>> begin
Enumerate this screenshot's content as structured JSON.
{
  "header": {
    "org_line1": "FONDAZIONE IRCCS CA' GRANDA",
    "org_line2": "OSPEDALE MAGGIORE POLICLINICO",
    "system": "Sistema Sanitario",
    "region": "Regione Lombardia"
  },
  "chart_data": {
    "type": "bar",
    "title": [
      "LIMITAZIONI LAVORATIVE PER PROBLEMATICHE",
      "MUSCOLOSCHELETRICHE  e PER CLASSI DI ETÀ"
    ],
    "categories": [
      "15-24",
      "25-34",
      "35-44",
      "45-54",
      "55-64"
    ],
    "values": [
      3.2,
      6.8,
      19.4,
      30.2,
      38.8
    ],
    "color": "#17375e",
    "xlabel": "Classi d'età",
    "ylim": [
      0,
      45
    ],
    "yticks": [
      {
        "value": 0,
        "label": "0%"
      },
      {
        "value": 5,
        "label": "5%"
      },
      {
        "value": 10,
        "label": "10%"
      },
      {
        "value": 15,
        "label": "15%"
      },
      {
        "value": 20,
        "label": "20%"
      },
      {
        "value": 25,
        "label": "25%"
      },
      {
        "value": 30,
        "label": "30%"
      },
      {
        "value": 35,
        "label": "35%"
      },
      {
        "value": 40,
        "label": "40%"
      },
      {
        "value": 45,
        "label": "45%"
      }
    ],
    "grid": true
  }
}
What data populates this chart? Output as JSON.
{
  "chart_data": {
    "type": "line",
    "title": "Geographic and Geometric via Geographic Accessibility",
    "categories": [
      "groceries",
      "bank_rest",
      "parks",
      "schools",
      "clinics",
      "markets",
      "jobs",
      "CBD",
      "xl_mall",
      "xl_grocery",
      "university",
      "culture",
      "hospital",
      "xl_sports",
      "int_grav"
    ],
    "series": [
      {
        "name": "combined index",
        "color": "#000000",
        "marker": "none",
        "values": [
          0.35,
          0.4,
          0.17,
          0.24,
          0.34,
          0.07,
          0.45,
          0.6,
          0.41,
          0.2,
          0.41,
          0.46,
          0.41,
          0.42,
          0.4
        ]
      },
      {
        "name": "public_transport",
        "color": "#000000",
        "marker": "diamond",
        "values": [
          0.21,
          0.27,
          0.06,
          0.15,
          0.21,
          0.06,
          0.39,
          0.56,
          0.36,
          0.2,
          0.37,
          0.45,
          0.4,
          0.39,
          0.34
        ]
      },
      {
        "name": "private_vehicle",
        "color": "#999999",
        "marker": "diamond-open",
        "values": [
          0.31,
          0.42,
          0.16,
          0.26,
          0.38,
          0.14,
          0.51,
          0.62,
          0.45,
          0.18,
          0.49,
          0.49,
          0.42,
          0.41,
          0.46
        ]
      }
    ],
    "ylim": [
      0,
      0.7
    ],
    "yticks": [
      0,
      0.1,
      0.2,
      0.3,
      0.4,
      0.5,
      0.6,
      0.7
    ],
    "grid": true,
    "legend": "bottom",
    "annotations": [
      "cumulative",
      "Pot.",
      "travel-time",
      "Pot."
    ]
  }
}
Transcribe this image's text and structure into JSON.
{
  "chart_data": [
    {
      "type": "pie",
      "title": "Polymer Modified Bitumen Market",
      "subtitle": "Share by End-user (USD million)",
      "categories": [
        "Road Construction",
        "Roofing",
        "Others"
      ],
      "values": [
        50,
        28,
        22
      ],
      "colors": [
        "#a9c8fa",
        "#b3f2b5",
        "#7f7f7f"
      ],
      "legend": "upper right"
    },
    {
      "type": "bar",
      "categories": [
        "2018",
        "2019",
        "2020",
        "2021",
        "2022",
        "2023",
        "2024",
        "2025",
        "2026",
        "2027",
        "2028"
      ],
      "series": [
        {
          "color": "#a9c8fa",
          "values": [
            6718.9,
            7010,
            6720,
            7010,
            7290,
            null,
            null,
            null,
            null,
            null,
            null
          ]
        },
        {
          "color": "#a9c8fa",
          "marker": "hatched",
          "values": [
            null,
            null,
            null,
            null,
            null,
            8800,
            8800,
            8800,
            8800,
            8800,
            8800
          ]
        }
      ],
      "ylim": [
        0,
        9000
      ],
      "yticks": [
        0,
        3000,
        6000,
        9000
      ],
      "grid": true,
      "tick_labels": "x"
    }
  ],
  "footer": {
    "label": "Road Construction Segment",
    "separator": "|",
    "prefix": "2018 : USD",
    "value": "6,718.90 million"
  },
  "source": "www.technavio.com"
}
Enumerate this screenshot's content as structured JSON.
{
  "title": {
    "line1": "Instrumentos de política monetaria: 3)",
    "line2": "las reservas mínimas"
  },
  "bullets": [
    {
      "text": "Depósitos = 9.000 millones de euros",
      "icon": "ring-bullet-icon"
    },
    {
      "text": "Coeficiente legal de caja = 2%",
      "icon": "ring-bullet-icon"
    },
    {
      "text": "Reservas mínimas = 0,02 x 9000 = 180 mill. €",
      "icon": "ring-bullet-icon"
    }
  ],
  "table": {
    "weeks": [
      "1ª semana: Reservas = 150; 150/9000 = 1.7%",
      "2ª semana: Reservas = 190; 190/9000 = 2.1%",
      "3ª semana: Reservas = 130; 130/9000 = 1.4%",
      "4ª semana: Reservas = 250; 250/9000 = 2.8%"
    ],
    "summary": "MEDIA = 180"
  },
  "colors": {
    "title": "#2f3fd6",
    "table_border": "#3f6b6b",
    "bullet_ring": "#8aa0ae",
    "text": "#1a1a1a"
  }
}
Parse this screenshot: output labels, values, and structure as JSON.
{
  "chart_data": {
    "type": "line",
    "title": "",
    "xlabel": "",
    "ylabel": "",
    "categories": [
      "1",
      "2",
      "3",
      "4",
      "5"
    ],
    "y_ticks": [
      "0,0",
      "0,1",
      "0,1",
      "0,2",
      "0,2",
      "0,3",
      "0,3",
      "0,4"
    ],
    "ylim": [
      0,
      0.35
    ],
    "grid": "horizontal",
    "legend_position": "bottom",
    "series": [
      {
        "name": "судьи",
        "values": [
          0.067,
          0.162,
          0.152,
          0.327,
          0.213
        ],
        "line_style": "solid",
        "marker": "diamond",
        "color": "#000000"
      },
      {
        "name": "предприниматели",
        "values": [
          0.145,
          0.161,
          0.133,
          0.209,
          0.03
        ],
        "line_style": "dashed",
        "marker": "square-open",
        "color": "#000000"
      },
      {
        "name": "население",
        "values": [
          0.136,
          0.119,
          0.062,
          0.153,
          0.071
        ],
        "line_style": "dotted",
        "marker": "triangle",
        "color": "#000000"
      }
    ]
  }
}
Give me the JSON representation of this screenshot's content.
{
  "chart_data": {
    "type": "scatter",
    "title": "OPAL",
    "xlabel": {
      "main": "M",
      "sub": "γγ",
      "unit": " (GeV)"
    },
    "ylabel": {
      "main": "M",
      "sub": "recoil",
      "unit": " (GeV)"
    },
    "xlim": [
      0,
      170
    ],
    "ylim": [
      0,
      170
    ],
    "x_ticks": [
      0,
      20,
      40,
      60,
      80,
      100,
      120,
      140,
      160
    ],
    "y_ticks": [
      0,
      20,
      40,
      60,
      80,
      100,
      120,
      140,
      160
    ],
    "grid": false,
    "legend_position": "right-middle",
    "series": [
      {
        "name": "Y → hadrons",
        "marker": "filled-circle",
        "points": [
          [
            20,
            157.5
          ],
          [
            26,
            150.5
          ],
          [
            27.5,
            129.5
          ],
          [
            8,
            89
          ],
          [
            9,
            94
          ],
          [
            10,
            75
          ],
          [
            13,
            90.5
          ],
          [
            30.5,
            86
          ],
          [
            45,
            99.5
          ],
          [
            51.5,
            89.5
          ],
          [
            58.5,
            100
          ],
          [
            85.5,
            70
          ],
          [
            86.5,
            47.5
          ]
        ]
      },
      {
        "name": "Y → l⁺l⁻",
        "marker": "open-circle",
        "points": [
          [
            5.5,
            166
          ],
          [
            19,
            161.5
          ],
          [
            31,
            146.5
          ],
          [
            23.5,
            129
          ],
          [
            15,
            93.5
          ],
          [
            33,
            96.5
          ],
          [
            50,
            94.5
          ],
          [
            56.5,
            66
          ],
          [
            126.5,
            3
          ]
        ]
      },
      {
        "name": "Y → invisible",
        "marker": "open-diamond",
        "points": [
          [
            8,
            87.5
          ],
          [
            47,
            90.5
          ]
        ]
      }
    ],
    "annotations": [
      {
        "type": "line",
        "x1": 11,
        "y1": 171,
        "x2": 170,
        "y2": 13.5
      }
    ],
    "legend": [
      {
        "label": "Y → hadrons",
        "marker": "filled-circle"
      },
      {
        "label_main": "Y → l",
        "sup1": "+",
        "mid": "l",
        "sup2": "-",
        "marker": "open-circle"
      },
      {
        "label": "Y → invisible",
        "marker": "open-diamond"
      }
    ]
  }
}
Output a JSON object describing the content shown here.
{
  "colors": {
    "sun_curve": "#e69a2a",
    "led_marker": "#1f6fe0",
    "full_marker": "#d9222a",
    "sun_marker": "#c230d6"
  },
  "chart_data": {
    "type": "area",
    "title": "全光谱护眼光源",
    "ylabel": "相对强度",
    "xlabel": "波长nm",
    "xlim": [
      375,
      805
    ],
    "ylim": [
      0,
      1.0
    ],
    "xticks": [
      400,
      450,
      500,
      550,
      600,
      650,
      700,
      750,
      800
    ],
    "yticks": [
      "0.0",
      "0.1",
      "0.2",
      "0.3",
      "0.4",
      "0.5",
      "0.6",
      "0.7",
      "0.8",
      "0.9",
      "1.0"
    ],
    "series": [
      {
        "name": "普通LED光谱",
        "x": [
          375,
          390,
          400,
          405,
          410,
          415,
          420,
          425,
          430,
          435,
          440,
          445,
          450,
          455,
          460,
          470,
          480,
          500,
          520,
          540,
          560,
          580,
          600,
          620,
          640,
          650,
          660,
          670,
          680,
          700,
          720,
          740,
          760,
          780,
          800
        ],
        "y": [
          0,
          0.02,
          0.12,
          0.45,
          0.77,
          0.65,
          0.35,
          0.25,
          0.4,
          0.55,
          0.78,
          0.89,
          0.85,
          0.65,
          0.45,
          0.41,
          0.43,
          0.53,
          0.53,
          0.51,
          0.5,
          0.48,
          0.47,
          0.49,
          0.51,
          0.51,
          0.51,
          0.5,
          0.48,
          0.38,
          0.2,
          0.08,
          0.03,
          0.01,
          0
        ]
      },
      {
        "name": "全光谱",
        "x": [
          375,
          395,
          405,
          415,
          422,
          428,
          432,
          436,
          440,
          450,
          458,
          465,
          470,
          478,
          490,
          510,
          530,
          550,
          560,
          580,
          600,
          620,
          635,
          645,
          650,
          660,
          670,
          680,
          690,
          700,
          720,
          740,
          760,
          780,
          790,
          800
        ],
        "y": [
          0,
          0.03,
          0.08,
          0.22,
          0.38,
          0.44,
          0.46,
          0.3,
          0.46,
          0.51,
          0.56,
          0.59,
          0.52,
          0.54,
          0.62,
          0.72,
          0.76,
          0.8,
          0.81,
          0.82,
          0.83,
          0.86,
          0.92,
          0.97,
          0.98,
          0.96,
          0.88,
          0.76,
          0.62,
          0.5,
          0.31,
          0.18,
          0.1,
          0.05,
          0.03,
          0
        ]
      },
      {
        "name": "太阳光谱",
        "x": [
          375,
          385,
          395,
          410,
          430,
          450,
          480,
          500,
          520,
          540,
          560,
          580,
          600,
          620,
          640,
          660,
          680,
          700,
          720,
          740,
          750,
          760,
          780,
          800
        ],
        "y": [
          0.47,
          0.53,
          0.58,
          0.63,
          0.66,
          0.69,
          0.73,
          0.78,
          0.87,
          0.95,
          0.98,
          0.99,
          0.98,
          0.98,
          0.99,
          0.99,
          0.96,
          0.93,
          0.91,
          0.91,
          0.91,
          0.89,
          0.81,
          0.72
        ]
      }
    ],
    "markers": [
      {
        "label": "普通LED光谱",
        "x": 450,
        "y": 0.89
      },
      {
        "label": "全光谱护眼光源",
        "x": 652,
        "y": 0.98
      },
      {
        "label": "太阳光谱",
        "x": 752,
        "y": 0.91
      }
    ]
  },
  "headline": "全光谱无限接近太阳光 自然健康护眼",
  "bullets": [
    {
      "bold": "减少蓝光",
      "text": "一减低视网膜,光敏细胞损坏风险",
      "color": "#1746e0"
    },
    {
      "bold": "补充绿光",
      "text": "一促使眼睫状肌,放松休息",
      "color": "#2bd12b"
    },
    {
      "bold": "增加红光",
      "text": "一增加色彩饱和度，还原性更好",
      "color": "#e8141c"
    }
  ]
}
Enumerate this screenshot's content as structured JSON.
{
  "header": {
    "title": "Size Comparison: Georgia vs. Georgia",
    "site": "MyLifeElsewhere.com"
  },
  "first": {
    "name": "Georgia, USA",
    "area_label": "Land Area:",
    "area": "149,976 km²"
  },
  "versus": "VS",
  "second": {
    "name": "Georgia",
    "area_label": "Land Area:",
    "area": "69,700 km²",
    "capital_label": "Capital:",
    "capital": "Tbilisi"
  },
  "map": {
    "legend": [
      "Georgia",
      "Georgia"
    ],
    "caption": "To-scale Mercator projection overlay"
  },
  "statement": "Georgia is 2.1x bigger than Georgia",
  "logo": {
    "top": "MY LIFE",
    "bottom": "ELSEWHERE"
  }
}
>> end
- **Objective**
Give back only a number, the number of lines where the string "circle" occurs.

- **Result of this exercise**
4